I was at the International Media Centre at Robson Square this week picking up my Olympic accreditation and witnessed, within three minutes, both the stupidity and ecstasy of the Games.

First, the stupidity: I had gone outside, with one of our reporters, to check on our broadcast location.

It has a good view over the square, which has been transformed into a winter wonderland of excitement, complete with skating rink, Olympic murals and thousands of lights. A zip-line will take thrill-seekers across Robson Street.

As we were standing on the broadcast platform, two young people dressed in official garb came by and began using masking tape to cover anything that resembled a logo.

Not big logos. But teeny-tiny logos, such as two-centimetre-high marks on the inside of the canopies. These weren't so much logos as the names of the maker of the tents. Small battery packs were censored. Any name that wasn't an official sponsor was obliterated.

The kids were working for the Olympic Secretariat, a name that fills me with dread. It has a Soviet ring about it, like the Central Commissariat. The party shall dictate everything. Do not doubt us.

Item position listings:

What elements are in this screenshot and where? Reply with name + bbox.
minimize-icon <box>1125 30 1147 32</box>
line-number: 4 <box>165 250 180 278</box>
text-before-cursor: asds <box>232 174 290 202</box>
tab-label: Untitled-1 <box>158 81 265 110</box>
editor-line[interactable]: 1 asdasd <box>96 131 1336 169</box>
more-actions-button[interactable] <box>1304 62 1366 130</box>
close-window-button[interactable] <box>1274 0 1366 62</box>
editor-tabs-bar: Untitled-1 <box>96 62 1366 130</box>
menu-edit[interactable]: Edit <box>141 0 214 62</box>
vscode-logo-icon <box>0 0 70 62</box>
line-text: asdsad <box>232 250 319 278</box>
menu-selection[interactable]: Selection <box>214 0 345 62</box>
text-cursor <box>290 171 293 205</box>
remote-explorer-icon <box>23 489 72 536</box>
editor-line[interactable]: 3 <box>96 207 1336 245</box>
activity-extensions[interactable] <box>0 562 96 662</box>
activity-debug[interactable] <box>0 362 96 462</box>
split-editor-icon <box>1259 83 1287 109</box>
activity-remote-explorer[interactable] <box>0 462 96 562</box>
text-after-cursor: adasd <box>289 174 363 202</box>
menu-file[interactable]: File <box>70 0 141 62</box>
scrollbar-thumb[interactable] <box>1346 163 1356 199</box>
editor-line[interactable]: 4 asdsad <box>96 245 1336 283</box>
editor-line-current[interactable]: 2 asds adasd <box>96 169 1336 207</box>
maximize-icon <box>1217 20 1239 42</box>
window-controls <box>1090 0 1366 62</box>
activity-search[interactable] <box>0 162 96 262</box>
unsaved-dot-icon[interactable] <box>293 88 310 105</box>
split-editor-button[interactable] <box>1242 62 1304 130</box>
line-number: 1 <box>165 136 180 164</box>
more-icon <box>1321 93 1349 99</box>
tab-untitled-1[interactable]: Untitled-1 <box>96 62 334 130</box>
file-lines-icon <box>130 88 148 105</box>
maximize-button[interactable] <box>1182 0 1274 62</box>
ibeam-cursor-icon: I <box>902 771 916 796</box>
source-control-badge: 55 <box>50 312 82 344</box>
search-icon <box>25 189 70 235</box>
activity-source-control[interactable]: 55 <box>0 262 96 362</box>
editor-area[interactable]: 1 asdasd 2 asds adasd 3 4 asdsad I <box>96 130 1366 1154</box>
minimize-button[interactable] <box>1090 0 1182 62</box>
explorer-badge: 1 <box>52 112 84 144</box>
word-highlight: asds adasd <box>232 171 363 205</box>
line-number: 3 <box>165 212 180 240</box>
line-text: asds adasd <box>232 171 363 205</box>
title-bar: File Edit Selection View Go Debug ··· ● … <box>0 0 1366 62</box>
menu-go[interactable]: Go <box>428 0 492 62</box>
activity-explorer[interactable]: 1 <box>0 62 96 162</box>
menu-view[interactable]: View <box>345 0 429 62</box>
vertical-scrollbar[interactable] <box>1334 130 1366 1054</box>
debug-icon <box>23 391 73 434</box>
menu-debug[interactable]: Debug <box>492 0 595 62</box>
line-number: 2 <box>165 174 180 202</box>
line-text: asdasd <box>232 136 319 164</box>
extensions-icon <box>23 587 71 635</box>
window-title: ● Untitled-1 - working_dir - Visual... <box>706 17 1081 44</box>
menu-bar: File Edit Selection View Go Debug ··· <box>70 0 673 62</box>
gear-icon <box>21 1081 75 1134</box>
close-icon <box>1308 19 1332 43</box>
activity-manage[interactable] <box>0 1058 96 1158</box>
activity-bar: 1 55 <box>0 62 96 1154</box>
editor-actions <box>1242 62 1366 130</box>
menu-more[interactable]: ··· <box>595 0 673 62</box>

TASKS:
- 1) Repeat word for word the portion of the Olympic passage that begins with the words containing "As we were standing" and ends with "not doubt us.".
- 2) Answer these from the Olympic passage:
(a) Where was the writer picking up Olympic accreditation?
(b) What will carry thrill-seekers across Robson Street?
(c) Which organization were the two young people in official garb working for?
The records have no connection to the passage about the Olympics.

THE REPLIES:
- 1)
As we were standing on the broadcast platform, two young people dressed in official garb came by and began using masking tape to cover anything that resembled a logo.

Not big logos. But teeny-tiny logos, such as two-centimetre-high marks on the inside of the canopies. These weren't so much logos as the names of the maker of the tents. Small battery packs were censored. Any name that wasn't an official sponsor was obliterated.

The kids were working for the Olympic Secretariat, a name that fills me with dread. It has a Soviet ring about it, like the Central Commissariat. The party shall dictate everything. Do not doubt us.

- 2)
(a) At the International Media Centre at Robson Square
(b) A zip-line
(c) The Olympic Secretariat